BEGIN INPUT ROWS
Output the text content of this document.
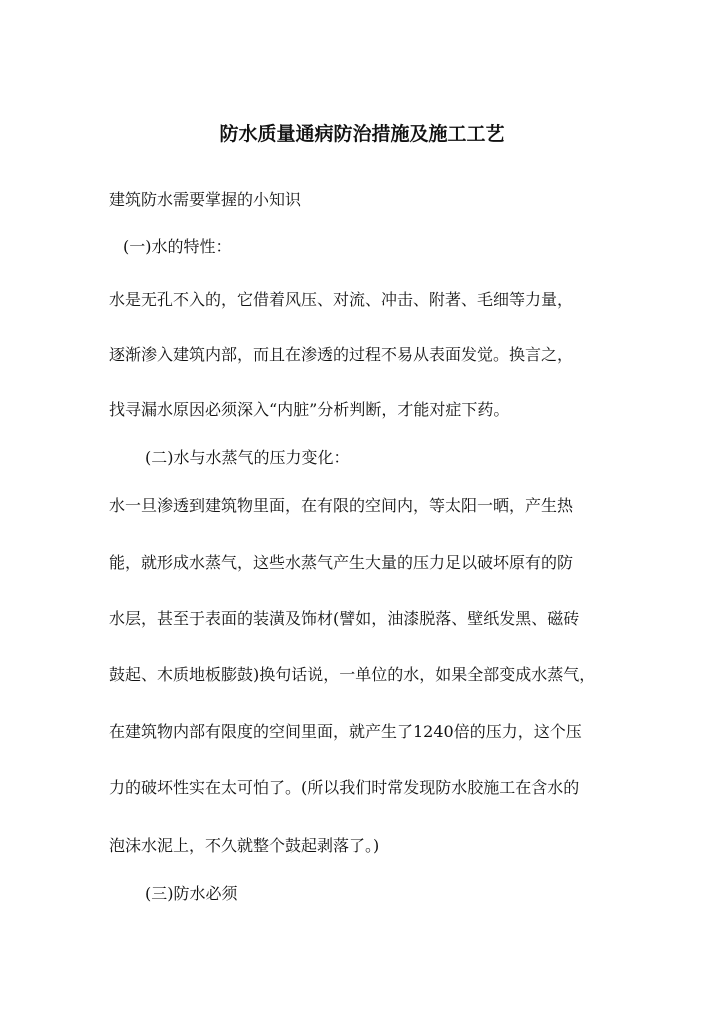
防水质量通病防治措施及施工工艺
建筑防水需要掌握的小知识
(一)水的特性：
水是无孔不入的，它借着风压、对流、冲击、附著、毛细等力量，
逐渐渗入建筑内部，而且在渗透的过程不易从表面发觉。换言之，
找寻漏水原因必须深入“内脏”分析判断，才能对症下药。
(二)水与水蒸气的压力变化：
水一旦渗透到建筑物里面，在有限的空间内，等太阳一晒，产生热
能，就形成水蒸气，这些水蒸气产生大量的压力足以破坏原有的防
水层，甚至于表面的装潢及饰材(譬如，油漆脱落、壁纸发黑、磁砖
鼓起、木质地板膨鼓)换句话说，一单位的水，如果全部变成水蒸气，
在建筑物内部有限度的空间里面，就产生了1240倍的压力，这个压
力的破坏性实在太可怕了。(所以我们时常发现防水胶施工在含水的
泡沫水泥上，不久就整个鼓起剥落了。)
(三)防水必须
END INPUT ROWS
SET PROBLEM
Give the entries again word for word, but skip the pictures.

FULL OUTPUT
Output the text content of this document.
防水质量通病防治措施及施工工艺
建筑防水需要掌握的小知识
(一)水的特性：
水是无孔不入的，它借着风压、对流、冲击、附著、毛细等力量，
逐渐渗入建筑内部，而且在渗透的过程不易从表面发觉。换言之，
找寻漏水原因必须深入“内脏”分析判断，才能对症下药。
(二)水与水蒸气的压力变化：
水一旦渗透到建筑物里面，在有限的空间内，等太阳一晒，产生热
能，就形成水蒸气，这些水蒸气产生大量的压力足以破坏原有的防
水层，甚至于表面的装潢及饰材(譬如，油漆脱落、壁纸发黑、磁砖
鼓起、木质地板膨鼓)换句话说，一单位的水，如果全部变成水蒸气，
在建筑物内部有限度的空间里面，就产生了1240倍的压力，这个压
力的破坏性实在太可怕了。(所以我们时常发现防水胶施工在含水的
泡沫水泥上，不久就整个鼓起剥落了。)
(三)防水必须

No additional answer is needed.